» MATERIAL SHOWN:
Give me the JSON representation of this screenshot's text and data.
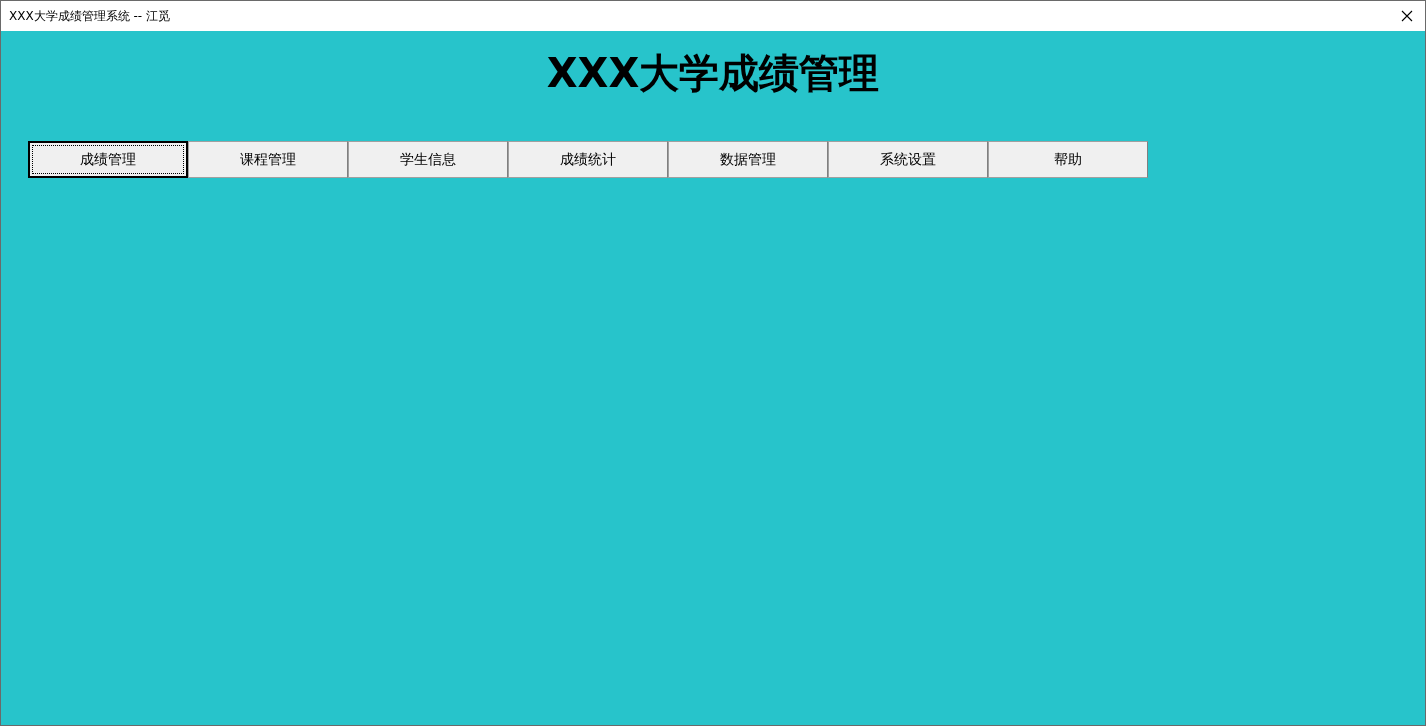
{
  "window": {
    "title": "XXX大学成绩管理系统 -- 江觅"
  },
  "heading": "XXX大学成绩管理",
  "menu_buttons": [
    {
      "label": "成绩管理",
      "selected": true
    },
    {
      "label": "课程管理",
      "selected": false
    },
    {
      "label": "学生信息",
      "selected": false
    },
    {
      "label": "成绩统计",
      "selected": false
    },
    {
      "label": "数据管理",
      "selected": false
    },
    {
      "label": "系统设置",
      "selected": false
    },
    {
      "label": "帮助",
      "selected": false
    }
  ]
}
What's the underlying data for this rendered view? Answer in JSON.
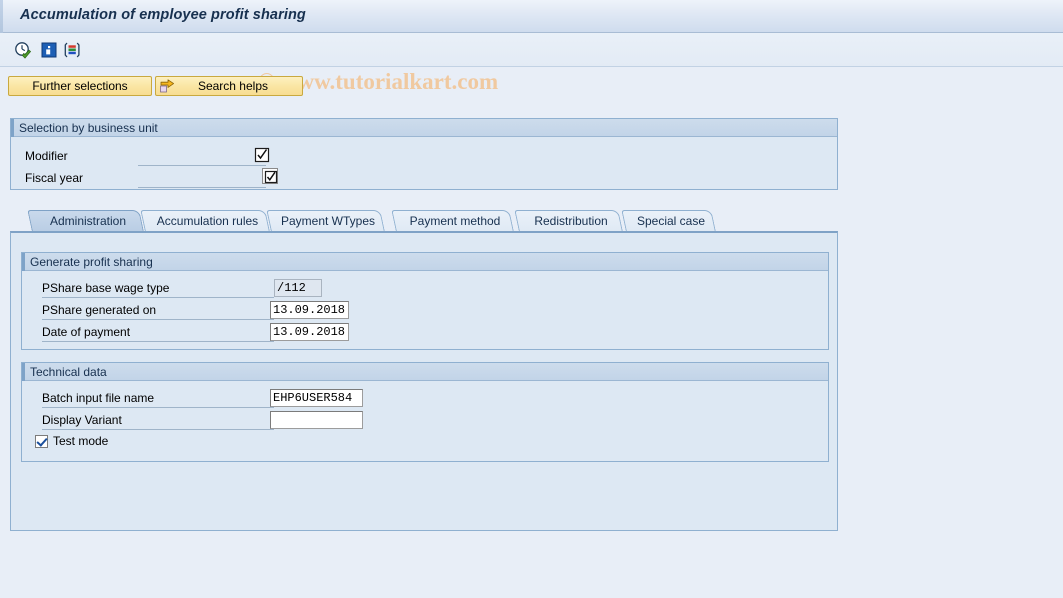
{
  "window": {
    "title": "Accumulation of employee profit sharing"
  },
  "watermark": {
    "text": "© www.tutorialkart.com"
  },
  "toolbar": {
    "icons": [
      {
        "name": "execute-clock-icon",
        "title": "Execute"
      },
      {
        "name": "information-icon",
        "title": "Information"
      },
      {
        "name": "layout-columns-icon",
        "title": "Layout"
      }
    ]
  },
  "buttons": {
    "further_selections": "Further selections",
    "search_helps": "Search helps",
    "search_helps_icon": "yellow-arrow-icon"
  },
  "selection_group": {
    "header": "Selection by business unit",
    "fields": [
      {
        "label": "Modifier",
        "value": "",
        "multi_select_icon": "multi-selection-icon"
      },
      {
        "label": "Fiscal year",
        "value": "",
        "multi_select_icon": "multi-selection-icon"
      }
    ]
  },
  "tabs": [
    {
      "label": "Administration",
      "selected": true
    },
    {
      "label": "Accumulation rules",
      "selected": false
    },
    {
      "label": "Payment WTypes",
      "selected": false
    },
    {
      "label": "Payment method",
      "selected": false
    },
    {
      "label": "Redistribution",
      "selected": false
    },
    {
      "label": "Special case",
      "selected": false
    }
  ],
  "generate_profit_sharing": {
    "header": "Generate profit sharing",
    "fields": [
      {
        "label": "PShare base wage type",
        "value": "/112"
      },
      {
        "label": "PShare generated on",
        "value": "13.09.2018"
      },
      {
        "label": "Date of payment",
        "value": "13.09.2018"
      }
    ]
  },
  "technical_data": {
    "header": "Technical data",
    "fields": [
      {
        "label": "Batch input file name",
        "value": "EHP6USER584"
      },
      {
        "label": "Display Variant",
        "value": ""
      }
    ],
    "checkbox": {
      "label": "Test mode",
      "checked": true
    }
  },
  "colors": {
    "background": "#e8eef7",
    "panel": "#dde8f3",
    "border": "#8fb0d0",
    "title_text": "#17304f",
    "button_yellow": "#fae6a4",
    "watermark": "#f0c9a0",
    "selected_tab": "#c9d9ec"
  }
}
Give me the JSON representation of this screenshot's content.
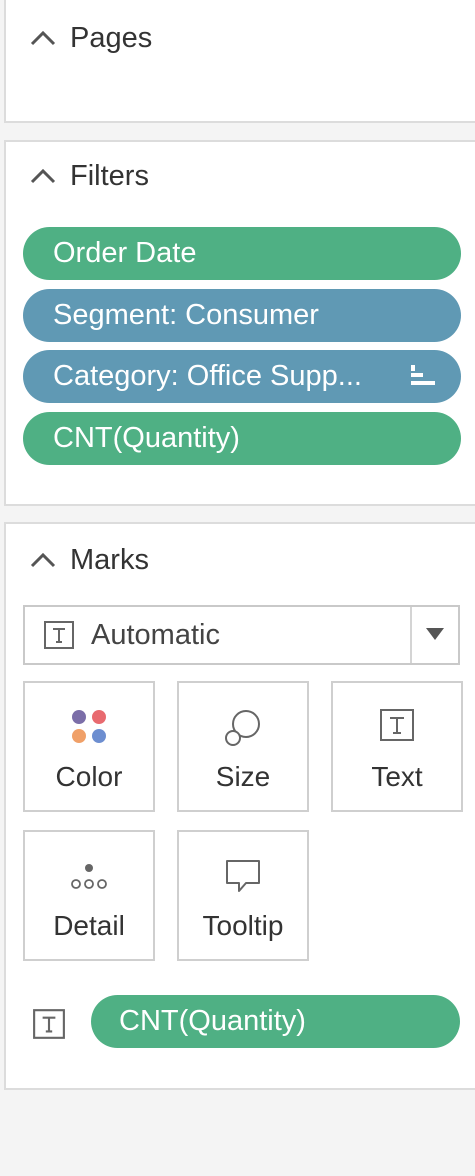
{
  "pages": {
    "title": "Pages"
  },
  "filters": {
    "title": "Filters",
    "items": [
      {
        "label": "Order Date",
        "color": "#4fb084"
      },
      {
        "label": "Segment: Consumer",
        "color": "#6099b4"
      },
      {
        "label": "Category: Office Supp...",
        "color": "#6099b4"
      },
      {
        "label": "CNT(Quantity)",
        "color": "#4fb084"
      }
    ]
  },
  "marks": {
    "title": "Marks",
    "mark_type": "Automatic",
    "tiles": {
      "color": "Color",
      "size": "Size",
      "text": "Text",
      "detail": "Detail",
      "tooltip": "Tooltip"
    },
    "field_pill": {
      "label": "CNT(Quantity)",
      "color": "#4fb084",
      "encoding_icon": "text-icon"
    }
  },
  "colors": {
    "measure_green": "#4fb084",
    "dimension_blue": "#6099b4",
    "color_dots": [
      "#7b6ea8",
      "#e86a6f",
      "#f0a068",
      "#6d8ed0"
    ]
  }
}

» WHAT YOU SHOULD DO:
Show every line from the entries above in which "name" appears.

» EXERCISE SOLUTION:
        "name": "execute-clock-icon",
        "name": "information-icon",
        "name": "layout-columns-icon",
        "label": "Batch input file name",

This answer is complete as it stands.